:: Exercise material

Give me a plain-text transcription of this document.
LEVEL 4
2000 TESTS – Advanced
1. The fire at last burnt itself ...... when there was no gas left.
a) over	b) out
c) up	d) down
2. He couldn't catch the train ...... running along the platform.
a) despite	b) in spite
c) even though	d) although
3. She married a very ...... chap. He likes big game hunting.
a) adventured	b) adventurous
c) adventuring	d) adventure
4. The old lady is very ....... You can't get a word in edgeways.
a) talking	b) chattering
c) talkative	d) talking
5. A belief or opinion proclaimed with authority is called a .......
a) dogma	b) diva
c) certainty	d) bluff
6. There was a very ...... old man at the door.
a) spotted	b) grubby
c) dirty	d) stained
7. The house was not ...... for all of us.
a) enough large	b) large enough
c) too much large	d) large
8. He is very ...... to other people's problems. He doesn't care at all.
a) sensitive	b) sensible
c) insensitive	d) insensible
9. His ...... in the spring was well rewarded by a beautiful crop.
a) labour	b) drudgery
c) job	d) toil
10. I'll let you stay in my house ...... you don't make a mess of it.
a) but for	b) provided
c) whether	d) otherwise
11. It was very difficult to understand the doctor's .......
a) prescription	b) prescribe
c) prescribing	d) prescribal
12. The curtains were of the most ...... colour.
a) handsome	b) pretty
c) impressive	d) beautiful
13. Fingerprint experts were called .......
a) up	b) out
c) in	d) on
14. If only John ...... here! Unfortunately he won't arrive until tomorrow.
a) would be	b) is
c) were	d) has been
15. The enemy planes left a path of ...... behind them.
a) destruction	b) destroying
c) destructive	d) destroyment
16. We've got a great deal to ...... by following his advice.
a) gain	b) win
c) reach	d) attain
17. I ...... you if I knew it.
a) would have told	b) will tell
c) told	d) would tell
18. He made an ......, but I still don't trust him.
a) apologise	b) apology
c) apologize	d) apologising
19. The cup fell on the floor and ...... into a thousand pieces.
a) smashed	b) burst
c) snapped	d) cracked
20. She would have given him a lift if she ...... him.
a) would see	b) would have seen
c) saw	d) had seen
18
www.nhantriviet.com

::::

## Your instructions
Write the data from above out again, exactly.

## Response to the task
Give me a plain-text transcription of this document.
LEVEL 4
2000 TESTS – Advanced
1. The fire at last burnt itself ...... when there was no gas left.
a) over	b) out
c) up	d) down
2. He couldn't catch the train ...... running along the platform.
a) despite	b) in spite
c) even though	d) although
3. She married a very ...... chap. He likes big game hunting.
a) adventured	b) adventurous
c) adventuring	d) adventure
4. The old lady is very ....... You can't get a word in edgeways.
a) talking	b) chattering
c) talkative	d) talking
5. A belief or opinion proclaimed with authority is called a .......
a) dogma	b) diva
c) certainty	d) bluff
6. There was a very ...... old man at the door.
a) spotted	b) grubby
c) dirty	d) stained
7. The house was not ...... for all of us.
a) enough large	b) large enough
c) too much large	d) large
8. He is very ...... to other people's problems. He doesn't care at all.
a) sensitive	b) sensible
c) insensitive	d) insensible
9. His ...... in the spring was well rewarded by a beautiful crop.
a) labour	b) drudgery
c) job	d) toil
10. I'll let you stay in my house ...... you don't make a mess of it.
a) but for	b) provided
c) whether	d) otherwise
11. It was very difficult to understand the doctor's .......
a) prescription	b) prescribe
c) prescribing	d) prescribal
12. The curtains were of the most ...... colour.
a) handsome	b) pretty
c) impressive	d) beautiful
13. Fingerprint experts were called .......
a) up	b) out
c) in	d) on
14. If only John ...... here! Unfortunately he won't arrive until tomorrow.
a) would be	b) is
c) were	d) has been
15. The enemy planes left a path of ...... behind them.
a) destruction	b) destroying
c) destructive	d) destroyment
16. We've got a great deal to ...... by following his advice.
a) gain	b) win
c) reach	d) attain
17. I ...... you if I knew it.
a) would have told	b) will tell
c) told	d) would tell
18. He made an ......, but I still don't trust him.
a) apologise	b) apology
c) apologize	d) apologising
19. The cup fell on the floor and ...... into a thousand pieces.
a) smashed	b) burst
c) snapped	d) cracked
20. She would have given him a lift if she ...... him.
a) would see	b) would have seen
c) saw	d) had seen
18
www.nhantriviet.com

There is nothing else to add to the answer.